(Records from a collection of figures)
■ ■ ■ ■

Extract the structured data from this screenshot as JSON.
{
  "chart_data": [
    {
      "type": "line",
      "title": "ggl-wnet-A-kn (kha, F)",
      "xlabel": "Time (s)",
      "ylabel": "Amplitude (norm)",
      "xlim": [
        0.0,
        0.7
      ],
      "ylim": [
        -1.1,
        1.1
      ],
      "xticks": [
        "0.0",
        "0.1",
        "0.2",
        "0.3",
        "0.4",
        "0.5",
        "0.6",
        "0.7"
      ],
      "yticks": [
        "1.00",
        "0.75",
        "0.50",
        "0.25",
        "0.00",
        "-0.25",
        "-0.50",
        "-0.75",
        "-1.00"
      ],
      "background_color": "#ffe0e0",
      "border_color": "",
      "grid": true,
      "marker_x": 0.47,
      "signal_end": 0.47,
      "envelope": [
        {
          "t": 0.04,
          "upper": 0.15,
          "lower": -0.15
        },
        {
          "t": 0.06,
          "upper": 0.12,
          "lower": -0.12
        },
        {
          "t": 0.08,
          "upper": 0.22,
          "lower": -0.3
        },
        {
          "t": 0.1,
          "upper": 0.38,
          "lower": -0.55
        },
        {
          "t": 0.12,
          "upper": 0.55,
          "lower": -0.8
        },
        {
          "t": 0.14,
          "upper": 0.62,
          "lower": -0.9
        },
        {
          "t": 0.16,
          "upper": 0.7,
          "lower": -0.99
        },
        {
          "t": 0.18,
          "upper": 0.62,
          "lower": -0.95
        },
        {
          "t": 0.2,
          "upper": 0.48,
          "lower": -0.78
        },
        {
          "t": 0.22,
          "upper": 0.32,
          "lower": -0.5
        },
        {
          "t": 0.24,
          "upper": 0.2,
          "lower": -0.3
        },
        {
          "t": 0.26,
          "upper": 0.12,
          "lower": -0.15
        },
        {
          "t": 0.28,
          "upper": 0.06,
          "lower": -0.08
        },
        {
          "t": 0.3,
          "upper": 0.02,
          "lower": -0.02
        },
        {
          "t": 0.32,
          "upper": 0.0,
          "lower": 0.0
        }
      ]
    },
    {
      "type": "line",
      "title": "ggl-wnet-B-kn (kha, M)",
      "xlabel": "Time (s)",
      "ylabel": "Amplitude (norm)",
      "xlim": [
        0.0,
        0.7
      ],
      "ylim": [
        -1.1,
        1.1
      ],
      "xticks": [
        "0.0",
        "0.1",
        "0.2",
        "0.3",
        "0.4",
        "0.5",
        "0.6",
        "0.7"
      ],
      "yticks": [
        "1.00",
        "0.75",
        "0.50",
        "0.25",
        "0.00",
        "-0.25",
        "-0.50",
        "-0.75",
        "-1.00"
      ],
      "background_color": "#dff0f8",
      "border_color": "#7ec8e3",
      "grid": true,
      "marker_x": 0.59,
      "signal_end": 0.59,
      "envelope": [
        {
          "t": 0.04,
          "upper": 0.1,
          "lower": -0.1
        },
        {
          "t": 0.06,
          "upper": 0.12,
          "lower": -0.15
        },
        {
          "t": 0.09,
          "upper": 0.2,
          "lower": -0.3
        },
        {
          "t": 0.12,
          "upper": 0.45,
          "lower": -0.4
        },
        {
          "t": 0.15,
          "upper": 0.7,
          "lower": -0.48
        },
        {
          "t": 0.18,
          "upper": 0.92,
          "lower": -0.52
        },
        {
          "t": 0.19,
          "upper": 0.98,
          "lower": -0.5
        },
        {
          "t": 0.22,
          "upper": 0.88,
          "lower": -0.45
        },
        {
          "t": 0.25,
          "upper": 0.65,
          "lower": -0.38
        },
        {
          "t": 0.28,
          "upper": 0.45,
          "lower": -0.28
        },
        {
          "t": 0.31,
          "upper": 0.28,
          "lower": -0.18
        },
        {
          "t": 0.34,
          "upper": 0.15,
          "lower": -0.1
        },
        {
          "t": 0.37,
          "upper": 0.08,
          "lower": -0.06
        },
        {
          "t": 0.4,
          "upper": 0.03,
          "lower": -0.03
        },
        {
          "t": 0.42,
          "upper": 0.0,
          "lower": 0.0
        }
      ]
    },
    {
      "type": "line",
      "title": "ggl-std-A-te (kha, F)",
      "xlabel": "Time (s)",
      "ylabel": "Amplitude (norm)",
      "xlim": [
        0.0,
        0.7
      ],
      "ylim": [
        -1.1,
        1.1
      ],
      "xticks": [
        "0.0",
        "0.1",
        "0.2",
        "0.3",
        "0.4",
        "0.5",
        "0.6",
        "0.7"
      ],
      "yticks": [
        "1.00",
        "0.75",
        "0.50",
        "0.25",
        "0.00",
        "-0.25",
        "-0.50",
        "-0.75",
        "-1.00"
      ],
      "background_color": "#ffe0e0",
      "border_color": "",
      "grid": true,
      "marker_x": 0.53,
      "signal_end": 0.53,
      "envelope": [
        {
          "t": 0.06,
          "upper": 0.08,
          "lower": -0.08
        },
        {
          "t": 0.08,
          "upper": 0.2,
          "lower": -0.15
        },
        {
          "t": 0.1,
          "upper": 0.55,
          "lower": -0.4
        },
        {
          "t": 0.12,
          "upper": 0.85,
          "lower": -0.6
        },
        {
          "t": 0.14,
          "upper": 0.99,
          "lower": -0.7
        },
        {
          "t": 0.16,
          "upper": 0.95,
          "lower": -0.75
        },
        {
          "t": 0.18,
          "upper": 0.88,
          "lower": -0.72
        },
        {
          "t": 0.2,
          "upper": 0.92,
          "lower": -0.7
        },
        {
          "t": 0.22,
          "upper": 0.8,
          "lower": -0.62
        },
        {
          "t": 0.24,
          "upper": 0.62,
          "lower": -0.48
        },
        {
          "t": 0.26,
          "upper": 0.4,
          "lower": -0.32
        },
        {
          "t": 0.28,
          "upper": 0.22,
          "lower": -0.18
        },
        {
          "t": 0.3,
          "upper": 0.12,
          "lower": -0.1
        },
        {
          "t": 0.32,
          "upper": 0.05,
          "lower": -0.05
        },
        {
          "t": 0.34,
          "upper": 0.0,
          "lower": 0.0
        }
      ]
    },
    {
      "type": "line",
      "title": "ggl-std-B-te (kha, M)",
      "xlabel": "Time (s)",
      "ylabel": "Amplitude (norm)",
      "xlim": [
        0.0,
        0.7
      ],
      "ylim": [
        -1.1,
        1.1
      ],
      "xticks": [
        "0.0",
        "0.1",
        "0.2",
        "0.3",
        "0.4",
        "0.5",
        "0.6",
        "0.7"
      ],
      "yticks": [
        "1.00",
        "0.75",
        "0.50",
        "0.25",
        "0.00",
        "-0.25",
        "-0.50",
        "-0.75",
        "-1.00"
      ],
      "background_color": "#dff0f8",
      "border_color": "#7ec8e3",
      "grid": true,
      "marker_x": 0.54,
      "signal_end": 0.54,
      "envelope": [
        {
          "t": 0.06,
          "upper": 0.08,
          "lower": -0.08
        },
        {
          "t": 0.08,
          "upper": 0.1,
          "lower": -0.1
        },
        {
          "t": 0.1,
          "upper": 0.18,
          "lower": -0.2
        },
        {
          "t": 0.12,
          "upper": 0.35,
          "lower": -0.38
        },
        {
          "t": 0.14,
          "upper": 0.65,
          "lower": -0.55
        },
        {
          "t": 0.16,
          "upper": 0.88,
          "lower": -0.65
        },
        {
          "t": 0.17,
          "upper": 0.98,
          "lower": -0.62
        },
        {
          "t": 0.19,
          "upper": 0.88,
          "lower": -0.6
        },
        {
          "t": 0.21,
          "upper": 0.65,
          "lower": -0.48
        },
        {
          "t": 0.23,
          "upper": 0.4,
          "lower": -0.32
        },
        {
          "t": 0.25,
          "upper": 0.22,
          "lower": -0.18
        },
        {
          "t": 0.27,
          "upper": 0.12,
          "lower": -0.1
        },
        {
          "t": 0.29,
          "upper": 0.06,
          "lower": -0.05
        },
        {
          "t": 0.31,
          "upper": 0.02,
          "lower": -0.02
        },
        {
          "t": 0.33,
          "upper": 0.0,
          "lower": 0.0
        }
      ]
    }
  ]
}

■ ■ ■ ■

Task description: Go over the data above and copy every line that has the word "title" in it.

Response to the exercise:
      "title": "ggl-wnet-A-kn (kha, F)",
      "title": "ggl-wnet-B-kn (kha, M)",
      "title": "ggl-std-A-te (kha, F)",
      "title": "ggl-std-B-te (kha, M)",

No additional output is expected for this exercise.